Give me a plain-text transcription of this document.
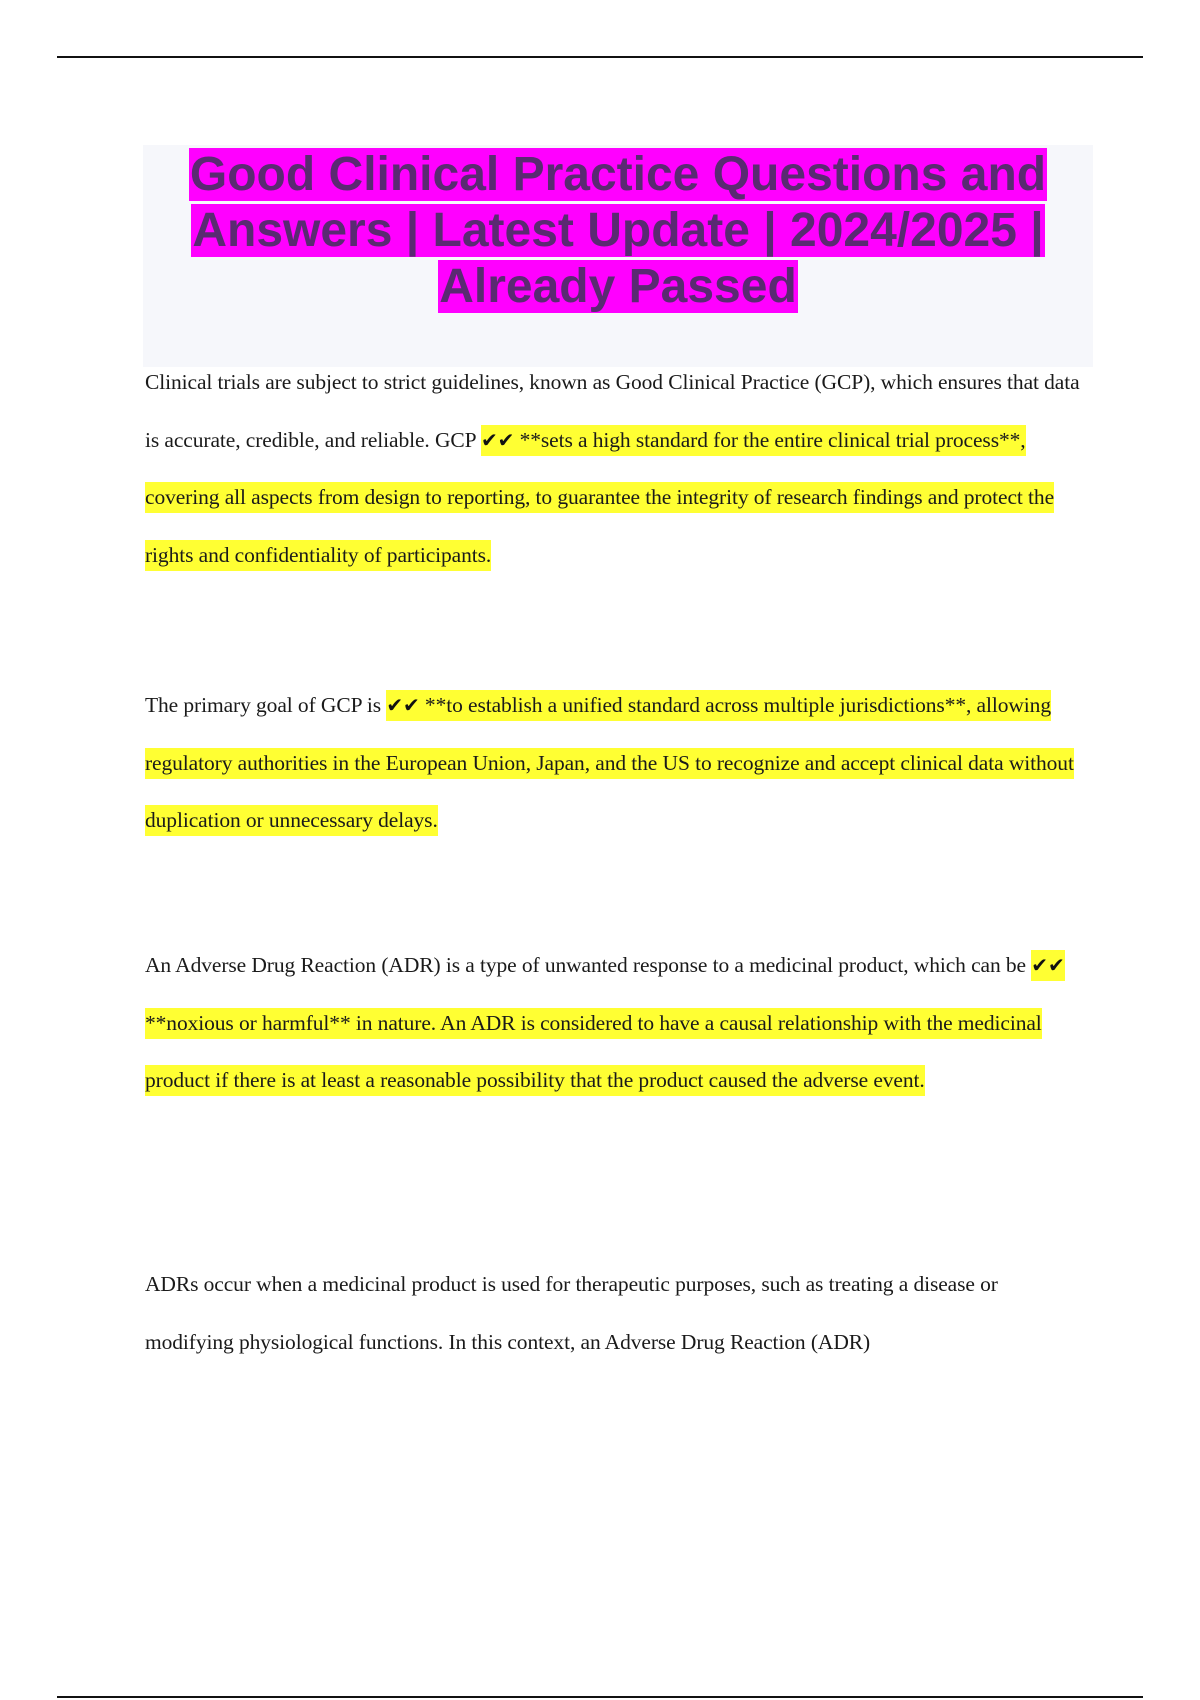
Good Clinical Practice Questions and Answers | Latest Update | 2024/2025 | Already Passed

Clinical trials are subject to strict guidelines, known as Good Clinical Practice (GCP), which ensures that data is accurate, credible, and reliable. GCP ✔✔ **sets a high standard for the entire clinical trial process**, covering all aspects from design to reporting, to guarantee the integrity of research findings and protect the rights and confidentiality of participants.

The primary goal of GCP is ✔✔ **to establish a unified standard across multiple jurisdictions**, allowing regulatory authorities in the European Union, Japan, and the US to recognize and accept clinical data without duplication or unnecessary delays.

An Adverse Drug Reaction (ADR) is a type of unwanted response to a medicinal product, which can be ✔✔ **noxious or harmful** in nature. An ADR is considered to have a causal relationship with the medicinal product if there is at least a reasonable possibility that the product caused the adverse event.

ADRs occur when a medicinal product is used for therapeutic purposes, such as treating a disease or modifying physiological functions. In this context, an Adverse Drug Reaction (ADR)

> [Task brief]
Every line of the listing that holds "this" should be found and copied.

> [Full output]
Give me a plain-text transcription of this document.
ADRs occur when a medicinal product is used for therapeutic purposes, such as treating a disease or modifying physiological functions. In this context, an Adverse Drug Reaction (ADR)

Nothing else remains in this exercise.